(Recorded data)
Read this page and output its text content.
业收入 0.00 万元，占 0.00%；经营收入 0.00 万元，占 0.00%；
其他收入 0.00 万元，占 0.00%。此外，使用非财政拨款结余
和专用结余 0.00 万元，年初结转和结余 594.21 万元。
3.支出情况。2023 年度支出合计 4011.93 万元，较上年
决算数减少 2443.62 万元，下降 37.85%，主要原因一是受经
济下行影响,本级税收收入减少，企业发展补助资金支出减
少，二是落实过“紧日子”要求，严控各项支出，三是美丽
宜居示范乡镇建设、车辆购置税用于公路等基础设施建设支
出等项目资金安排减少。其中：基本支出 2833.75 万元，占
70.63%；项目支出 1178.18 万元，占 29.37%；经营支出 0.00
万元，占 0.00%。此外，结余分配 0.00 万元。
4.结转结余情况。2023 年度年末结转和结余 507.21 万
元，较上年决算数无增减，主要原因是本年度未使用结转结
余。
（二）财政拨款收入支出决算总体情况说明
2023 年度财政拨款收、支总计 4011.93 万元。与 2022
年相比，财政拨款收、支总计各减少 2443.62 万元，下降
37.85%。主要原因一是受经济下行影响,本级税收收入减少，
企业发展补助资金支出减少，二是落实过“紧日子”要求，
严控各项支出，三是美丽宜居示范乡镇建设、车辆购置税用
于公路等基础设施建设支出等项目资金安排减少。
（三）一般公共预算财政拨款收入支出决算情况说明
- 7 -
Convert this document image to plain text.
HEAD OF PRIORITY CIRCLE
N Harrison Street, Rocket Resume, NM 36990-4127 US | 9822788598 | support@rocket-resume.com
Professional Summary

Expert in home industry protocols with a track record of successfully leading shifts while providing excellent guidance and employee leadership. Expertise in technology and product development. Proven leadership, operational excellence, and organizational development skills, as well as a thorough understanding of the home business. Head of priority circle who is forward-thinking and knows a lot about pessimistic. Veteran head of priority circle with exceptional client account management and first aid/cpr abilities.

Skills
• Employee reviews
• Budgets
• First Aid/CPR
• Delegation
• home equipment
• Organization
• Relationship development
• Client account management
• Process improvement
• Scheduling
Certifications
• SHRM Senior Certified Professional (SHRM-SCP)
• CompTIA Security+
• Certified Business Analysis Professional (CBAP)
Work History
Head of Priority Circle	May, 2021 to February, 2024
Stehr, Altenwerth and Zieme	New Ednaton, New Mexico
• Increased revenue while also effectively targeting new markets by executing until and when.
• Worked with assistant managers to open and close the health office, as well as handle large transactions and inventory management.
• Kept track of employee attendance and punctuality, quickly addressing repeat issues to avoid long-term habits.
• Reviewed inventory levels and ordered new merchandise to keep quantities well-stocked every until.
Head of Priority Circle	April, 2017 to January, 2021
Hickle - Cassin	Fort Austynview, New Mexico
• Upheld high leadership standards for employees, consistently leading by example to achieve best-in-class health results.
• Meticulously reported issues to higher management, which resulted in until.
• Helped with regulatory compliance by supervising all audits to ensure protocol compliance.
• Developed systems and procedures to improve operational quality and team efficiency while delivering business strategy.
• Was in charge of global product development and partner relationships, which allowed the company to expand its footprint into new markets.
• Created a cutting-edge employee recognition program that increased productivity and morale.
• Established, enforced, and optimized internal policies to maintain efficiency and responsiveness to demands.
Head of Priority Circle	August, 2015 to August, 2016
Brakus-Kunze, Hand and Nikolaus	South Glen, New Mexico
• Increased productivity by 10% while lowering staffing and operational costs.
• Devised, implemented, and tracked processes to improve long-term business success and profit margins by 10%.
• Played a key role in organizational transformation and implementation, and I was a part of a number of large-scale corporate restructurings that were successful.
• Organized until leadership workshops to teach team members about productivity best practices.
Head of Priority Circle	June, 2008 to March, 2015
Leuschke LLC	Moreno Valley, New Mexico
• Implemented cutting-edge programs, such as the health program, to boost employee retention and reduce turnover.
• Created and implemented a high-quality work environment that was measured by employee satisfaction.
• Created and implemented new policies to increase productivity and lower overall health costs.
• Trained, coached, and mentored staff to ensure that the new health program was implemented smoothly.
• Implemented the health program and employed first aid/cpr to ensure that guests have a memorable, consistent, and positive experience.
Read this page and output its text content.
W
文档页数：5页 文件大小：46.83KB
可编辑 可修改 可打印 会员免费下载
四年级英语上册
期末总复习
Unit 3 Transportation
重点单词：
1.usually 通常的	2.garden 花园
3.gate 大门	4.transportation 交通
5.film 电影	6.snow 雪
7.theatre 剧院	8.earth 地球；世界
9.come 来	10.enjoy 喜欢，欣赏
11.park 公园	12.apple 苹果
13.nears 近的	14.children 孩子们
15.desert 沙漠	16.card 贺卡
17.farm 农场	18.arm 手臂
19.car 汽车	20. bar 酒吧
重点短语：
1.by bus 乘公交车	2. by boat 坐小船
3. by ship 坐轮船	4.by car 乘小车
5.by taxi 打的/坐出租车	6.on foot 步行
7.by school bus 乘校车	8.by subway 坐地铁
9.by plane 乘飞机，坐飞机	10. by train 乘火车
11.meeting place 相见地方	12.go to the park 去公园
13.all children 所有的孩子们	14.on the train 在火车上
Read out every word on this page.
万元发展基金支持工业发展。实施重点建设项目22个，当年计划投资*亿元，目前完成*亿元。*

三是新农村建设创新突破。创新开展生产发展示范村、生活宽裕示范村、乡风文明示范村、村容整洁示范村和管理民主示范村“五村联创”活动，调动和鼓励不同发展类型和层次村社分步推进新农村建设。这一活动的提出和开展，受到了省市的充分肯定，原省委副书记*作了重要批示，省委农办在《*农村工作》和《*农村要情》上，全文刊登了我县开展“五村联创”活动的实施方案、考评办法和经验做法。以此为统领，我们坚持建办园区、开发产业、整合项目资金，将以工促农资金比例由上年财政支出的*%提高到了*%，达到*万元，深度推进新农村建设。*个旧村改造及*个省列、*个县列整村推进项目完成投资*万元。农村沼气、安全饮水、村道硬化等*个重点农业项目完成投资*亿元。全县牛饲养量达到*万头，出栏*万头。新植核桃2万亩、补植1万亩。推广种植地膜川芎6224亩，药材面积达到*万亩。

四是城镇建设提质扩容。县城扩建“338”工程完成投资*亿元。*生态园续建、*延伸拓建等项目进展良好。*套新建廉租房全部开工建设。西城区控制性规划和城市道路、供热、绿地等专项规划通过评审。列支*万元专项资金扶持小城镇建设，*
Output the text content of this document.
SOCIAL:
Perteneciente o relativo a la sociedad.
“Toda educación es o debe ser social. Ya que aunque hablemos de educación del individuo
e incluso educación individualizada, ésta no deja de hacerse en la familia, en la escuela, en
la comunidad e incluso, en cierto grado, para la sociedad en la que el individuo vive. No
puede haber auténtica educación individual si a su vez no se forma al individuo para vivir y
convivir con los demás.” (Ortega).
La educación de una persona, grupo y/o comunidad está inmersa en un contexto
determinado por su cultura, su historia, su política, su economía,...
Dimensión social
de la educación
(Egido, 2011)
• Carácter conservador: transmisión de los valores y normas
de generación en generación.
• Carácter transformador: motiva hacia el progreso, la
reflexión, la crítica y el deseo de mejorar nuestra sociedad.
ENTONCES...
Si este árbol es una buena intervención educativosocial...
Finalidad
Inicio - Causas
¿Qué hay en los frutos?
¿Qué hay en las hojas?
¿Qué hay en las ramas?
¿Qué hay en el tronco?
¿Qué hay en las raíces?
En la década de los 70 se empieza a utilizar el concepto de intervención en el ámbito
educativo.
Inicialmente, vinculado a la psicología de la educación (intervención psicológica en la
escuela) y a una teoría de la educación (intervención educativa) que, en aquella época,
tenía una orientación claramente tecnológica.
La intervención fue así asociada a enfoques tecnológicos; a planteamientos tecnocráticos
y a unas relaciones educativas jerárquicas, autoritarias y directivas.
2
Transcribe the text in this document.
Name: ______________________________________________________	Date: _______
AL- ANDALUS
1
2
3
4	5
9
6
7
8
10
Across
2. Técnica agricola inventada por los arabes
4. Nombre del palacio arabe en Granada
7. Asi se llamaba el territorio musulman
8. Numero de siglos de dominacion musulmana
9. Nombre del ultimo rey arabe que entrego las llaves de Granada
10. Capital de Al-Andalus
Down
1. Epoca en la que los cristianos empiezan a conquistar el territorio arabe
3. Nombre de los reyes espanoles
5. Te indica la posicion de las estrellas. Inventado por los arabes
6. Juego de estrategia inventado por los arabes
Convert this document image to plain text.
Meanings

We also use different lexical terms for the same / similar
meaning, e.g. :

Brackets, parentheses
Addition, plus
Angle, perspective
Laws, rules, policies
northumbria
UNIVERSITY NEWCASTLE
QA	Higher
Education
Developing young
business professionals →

• DESCRIPTION OF THE TASK
Tally the lines of the listing that include "operational". Reply with nothing but the count.

• COMPLETED TASK
3